## Exercise brief:
Copy each line of the material below that includes the string "name".
——
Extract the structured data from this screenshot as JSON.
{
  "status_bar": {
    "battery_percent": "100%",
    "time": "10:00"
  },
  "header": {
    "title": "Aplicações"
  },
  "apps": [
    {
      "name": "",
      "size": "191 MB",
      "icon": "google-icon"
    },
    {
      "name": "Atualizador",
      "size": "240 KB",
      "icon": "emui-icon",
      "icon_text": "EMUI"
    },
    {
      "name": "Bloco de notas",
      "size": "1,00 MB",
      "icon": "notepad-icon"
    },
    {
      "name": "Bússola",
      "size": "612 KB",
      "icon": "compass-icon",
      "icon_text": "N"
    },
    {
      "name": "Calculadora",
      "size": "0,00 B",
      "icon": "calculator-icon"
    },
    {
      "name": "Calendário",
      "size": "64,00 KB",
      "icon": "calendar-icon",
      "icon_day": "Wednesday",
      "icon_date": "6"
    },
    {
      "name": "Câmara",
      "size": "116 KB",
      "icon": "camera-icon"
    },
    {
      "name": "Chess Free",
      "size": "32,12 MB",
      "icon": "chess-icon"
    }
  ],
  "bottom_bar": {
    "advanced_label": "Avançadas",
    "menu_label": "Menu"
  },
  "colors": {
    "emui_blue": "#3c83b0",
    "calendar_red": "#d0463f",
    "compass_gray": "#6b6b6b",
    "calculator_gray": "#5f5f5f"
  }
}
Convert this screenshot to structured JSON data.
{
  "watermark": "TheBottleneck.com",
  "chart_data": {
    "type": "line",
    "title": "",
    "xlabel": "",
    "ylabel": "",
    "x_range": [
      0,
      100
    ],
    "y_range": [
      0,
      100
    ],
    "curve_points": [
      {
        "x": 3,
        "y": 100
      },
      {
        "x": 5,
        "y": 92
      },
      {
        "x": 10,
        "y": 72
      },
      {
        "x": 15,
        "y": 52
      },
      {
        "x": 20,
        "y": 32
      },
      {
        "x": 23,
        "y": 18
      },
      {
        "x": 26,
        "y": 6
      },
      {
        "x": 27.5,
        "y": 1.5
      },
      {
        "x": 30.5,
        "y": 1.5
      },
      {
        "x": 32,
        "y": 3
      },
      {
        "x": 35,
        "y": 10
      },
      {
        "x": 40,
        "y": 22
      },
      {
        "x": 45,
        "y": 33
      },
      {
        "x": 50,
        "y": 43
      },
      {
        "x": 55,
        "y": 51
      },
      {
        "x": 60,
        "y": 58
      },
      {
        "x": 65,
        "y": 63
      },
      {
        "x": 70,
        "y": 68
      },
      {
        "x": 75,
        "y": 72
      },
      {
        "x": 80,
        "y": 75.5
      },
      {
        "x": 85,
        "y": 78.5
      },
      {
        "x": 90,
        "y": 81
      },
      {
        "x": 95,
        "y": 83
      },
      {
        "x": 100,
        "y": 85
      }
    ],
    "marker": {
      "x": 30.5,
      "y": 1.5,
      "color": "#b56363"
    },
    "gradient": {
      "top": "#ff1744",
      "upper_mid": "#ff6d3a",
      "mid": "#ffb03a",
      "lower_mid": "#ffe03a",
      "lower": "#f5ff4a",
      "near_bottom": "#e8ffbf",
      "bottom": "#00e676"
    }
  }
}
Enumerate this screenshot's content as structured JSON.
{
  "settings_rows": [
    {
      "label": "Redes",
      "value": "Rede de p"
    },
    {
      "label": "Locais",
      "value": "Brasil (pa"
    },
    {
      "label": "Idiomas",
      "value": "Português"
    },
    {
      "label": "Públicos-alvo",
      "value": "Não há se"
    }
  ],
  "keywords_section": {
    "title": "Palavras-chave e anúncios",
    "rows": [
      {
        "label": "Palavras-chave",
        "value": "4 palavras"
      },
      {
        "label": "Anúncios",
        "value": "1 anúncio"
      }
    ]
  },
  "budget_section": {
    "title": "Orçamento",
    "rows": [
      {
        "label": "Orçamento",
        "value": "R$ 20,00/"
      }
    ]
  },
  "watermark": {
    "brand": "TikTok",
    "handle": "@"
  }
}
——
## Response:
      "name": "",
      "name": "Atualizador",
      "name": "Bloco de notas",
      "name": "Bússola",
      "name": "Calculadora",
      "name": "Calendário",
      "name": "Câmara",
      "name": "Chess Free",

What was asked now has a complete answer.